| Directive |
The complete listing should be restated exactly.

Stored data:
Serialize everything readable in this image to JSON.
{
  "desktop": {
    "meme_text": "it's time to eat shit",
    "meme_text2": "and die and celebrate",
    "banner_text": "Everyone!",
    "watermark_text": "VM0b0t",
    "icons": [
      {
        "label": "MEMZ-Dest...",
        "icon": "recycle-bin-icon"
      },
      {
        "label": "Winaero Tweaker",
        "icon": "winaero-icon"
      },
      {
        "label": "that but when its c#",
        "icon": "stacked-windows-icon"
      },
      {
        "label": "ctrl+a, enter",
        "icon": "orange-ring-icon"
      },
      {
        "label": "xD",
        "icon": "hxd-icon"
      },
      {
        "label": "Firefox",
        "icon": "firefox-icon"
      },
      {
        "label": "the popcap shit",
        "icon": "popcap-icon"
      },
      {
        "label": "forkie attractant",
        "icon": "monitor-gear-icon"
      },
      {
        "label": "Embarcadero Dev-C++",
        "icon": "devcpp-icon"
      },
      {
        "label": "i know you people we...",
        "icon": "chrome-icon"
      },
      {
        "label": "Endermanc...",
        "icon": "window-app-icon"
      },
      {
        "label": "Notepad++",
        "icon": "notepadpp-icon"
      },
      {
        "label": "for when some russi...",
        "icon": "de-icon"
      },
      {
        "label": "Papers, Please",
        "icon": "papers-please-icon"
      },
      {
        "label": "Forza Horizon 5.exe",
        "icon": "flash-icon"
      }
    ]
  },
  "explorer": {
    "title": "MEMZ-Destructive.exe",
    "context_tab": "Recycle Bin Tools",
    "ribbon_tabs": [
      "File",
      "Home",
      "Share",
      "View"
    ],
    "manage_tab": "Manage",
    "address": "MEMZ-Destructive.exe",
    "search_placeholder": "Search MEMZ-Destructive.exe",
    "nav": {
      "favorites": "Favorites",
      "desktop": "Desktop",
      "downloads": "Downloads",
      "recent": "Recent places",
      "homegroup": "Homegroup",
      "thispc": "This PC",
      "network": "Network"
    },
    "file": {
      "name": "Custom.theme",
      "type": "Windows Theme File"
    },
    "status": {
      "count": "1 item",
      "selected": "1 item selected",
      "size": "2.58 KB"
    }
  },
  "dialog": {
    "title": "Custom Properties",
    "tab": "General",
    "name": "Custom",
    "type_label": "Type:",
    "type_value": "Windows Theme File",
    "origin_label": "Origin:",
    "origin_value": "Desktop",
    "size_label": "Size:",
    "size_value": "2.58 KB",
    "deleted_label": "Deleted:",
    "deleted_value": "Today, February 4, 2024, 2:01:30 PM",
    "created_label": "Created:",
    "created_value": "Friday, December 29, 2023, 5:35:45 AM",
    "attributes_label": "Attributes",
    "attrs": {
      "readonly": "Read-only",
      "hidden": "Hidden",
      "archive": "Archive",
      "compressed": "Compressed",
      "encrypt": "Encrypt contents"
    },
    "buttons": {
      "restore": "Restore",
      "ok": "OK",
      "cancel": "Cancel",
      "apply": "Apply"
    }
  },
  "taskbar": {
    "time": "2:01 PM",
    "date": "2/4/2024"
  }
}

| Result of this task |
Serialize everything readable in this image to JSON.
{
  "desktop": {
    "meme_text": "it's time to eat shit",
    "meme_text2": "and die and celebrate",
    "banner_text": "Everyone!",
    "watermark_text": "VM0b0t",
    "icons": [
      {
        "label": "MEMZ-Dest...",
        "icon": "recycle-bin-icon"
      },
      {
        "label": "Winaero Tweaker",
        "icon": "winaero-icon"
      },
      {
        "label": "that but when its c#",
        "icon": "stacked-windows-icon"
      },
      {
        "label": "ctrl+a, enter",
        "icon": "orange-ring-icon"
      },
      {
        "label": "xD",
        "icon": "hxd-icon"
      },
      {
        "label": "Firefox",
        "icon": "firefox-icon"
      },
      {
        "label": "the popcap shit",
        "icon": "popcap-icon"
      },
      {
        "label": "forkie attractant",
        "icon": "monitor-gear-icon"
      },
      {
        "label": "Embarcadero Dev-C++",
        "icon": "devcpp-icon"
      },
      {
        "label": "i know you people we...",
        "icon": "chrome-icon"
      },
      {
        "label": "Endermanc...",
        "icon": "window-app-icon"
      },
      {
        "label": "Notepad++",
        "icon": "notepadpp-icon"
      },
      {
        "label": "for when some russi...",
        "icon": "de-icon"
      },
      {
        "label": "Papers, Please",
        "icon": "papers-please-icon"
      },
      {
        "label": "Forza Horizon 5.exe",
        "icon": "flash-icon"
      }
    ]
  },
  "explorer": {
    "title": "MEMZ-Destructive.exe",
    "context_tab": "Recycle Bin Tools",
    "ribbon_tabs": [
      "File",
      "Home",
      "Share",
      "View"
    ],
    "manage_tab": "Manage",
    "address": "MEMZ-Destructive.exe",
    "search_placeholder": "Search MEMZ-Destructive.exe",
    "nav": {
      "favorites": "Favorites",
      "desktop": "Desktop",
      "downloads": "Downloads",
      "recent": "Recent places",
      "homegroup": "Homegroup",
      "thispc": "This PC",
      "network": "Network"
    },
    "file": {
      "name": "Custom.theme",
      "type": "Windows Theme File"
    },
    "status": {
      "count": "1 item",
      "selected": "1 item selected",
      "size": "2.58 KB"
    }
  },
  "dialog": {
    "title": "Custom Properties",
    "tab": "General",
    "name": "Custom",
    "type_label": "Type:",
    "type_value": "Windows Theme File",
    "origin_label": "Origin:",
    "origin_value": "Desktop",
    "size_label": "Size:",
    "size_value": "2.58 KB",
    "deleted_label": "Deleted:",
    "deleted_value": "Today, February 4, 2024, 2:01:30 PM",
    "created_label": "Created:",
    "created_value": "Friday, December 29, 2023, 5:35:45 AM",
    "attributes_label": "Attributes",
    "attrs": {
      "readonly": "Read-only",
      "hidden": "Hidden",
      "archive": "Archive",
      "compressed": "Compressed",
      "encrypt": "Encrypt contents"
    },
    "buttons": {
      "restore": "Restore",
      "ok": "OK",
      "cancel": "Cancel",
      "apply": "Apply"
    }
  },
  "taskbar": {
    "time": "2:01 PM",
    "date": "2/4/2024"
  }
}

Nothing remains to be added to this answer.